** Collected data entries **
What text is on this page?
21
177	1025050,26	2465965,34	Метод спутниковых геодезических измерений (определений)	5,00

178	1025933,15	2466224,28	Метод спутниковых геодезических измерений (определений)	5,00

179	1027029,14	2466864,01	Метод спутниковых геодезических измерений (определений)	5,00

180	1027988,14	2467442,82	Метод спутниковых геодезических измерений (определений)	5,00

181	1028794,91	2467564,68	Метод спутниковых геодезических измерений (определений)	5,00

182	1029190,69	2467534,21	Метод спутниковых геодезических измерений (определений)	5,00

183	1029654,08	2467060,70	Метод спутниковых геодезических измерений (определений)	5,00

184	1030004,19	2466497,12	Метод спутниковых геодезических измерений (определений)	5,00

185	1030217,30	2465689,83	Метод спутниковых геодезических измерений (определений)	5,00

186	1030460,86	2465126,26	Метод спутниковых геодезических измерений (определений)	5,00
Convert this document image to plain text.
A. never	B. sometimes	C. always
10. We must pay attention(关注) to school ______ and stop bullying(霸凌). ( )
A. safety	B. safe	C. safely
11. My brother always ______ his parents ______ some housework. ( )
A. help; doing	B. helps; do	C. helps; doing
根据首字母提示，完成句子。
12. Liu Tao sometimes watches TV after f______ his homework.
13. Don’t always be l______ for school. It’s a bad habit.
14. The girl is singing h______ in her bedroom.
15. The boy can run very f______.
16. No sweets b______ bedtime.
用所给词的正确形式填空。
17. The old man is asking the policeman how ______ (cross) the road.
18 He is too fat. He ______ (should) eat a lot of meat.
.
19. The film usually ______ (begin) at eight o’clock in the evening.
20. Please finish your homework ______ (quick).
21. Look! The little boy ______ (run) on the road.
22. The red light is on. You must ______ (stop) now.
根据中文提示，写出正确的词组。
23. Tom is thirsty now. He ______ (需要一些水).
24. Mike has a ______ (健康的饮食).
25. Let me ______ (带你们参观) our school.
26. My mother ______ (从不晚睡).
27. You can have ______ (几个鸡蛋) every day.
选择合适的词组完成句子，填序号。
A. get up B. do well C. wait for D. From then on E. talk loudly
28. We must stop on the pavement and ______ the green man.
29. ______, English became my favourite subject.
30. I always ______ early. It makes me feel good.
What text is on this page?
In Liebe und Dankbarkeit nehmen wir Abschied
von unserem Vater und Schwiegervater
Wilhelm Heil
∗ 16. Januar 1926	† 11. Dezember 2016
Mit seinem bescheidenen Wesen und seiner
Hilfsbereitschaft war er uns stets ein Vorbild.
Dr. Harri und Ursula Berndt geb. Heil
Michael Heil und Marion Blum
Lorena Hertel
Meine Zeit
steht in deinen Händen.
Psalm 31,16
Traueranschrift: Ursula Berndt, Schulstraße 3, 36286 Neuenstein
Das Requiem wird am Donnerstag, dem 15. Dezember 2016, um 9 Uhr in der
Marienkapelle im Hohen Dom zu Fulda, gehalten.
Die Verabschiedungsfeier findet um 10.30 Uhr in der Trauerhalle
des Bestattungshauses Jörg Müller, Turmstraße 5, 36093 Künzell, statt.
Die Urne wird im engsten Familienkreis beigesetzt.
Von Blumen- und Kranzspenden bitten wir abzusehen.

** Task description **
Only lines with the word "Heil" are wanted, so copy each one from the records.

** Finished task **
Wilhelm Heil
Dr. Harri und Ursula Berndt geb. Heil
Michael Heil und Marion Blum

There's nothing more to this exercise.